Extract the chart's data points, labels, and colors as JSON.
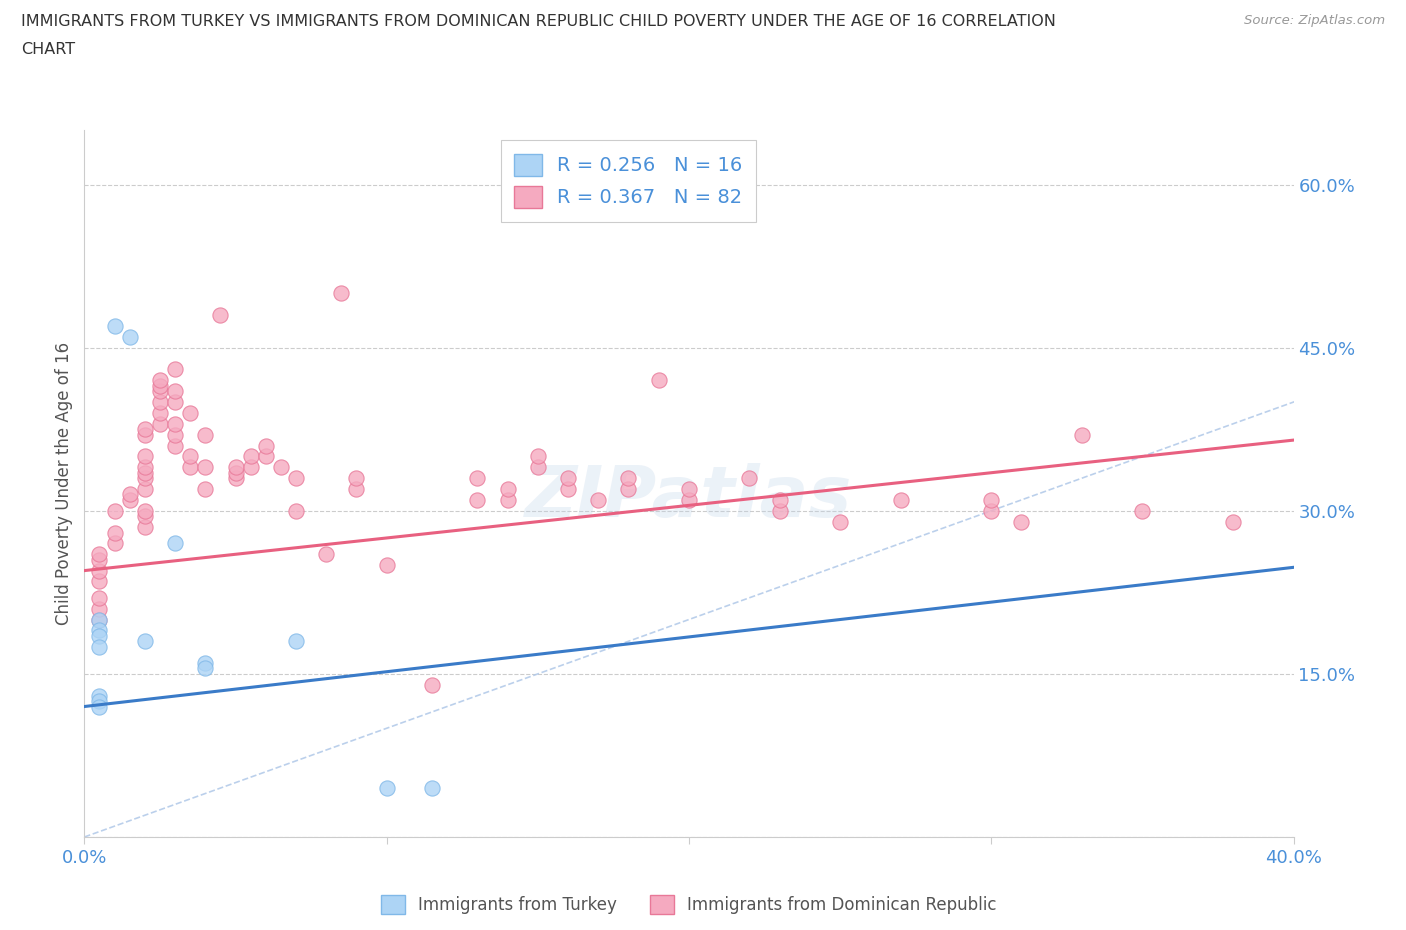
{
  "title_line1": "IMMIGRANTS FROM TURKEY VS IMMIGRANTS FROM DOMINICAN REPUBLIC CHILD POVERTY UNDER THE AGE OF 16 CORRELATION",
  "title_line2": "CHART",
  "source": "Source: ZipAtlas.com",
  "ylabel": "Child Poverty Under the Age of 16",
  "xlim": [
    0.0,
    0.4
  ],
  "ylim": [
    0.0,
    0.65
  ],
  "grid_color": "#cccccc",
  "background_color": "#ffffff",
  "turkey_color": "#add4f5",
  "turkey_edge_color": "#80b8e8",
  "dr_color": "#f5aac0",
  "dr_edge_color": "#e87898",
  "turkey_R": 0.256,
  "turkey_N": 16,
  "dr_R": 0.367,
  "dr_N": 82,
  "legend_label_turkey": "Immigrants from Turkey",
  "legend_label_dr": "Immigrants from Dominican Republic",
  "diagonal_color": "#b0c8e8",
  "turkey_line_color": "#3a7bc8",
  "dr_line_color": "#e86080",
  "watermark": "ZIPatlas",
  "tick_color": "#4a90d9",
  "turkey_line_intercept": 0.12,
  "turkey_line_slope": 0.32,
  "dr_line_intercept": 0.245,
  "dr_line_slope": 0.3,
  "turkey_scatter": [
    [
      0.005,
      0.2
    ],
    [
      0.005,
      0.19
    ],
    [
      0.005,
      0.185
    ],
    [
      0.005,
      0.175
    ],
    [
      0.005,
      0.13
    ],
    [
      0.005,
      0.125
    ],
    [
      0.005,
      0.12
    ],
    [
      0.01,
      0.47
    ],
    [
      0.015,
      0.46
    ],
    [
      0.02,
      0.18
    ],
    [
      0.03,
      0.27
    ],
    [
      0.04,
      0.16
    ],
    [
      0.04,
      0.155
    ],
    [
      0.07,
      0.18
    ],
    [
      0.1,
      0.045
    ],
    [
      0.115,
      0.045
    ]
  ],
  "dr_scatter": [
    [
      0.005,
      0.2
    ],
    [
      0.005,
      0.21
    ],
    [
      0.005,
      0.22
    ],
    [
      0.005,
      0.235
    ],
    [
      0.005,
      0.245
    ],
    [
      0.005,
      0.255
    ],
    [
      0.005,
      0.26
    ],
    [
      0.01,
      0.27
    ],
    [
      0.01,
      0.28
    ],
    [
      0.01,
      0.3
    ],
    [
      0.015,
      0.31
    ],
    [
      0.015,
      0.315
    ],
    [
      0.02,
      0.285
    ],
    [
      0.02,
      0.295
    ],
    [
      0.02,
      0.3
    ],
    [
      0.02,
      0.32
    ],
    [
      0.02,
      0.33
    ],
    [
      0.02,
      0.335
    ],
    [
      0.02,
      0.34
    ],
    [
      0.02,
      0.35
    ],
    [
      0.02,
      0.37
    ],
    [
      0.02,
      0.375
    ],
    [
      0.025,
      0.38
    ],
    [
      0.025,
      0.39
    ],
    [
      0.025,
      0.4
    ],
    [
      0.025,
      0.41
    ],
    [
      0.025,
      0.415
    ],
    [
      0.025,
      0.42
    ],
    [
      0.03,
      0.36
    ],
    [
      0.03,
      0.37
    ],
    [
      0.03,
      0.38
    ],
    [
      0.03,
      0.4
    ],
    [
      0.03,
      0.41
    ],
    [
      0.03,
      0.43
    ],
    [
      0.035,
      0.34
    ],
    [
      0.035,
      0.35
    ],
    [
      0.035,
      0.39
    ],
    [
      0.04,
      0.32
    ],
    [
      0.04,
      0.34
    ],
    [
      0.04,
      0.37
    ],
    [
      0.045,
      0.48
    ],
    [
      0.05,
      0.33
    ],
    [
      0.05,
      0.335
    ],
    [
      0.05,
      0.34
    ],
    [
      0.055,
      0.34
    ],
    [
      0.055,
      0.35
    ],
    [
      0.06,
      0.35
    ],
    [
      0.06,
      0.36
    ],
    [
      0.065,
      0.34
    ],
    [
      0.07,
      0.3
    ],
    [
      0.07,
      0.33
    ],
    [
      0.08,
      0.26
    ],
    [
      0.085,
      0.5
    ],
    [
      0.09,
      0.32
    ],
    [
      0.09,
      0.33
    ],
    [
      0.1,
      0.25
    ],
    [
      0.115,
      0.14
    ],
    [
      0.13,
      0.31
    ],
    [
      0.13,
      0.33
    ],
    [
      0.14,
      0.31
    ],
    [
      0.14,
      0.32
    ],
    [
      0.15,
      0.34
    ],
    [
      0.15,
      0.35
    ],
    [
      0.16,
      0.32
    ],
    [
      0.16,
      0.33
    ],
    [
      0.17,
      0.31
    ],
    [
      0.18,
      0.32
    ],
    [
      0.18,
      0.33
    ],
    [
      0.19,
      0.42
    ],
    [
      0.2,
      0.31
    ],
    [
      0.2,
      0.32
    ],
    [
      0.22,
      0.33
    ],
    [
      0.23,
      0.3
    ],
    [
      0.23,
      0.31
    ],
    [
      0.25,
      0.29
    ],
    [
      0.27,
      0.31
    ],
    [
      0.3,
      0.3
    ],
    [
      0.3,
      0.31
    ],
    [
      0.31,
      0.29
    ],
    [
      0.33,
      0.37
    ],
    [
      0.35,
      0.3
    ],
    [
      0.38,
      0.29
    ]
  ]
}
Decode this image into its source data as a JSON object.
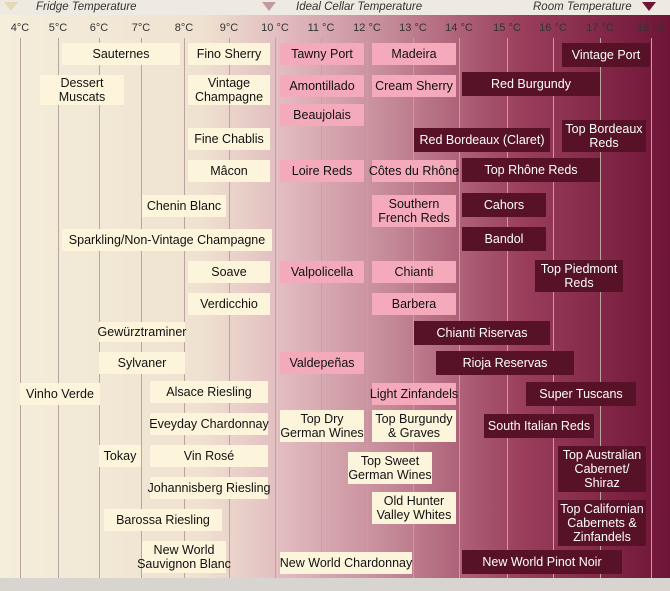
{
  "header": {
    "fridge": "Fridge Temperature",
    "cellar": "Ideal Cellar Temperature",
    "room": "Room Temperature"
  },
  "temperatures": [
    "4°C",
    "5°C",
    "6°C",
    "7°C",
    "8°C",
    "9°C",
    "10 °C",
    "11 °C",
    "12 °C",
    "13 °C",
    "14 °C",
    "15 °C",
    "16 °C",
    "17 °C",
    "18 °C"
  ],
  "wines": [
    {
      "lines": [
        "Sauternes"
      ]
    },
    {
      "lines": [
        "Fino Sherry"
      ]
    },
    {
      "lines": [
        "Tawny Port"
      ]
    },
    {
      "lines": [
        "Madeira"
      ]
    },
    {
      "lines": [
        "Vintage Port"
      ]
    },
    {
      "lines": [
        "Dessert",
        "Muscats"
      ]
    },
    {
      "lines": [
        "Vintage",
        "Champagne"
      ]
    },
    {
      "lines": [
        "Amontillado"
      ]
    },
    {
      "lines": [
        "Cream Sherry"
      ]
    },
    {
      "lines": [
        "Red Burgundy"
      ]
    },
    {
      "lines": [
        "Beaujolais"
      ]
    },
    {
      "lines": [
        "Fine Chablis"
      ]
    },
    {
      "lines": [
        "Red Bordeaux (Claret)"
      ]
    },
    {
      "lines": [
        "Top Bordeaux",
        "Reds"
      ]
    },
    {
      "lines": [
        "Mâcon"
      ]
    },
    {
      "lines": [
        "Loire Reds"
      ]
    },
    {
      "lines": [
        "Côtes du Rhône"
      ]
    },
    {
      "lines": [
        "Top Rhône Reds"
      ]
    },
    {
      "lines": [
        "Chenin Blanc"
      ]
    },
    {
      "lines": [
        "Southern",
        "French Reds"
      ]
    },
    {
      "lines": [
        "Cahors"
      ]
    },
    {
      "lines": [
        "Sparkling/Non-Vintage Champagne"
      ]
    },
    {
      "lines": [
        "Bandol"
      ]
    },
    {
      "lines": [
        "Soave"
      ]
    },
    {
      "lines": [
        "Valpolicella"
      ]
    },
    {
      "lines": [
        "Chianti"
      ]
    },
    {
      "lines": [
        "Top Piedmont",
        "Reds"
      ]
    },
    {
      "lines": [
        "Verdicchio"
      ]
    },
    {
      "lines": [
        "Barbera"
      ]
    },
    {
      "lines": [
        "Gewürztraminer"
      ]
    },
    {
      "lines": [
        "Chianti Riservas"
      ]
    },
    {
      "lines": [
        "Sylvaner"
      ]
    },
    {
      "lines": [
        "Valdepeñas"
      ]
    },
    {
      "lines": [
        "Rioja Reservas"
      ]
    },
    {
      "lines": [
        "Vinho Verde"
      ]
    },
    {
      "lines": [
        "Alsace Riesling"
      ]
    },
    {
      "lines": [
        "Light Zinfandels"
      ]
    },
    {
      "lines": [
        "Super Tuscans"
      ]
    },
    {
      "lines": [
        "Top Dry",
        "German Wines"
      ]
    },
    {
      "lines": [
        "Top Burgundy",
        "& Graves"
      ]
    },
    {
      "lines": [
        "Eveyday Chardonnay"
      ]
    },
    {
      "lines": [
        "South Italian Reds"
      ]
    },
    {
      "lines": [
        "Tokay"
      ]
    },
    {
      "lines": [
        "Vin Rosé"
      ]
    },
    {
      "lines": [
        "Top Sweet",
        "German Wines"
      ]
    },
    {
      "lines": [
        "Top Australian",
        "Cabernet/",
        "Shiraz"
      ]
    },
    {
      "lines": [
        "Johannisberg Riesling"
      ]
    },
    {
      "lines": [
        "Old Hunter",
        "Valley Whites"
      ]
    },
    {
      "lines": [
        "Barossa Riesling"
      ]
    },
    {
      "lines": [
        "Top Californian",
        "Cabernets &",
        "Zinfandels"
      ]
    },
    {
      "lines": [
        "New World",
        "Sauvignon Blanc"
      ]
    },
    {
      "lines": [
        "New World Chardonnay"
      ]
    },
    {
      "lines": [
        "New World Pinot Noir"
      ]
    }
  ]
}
....................
Find every line that has "Champagne" in it, then return those lines.

        "Champagne"
        "Sparkling/Non-Vintage Champagne"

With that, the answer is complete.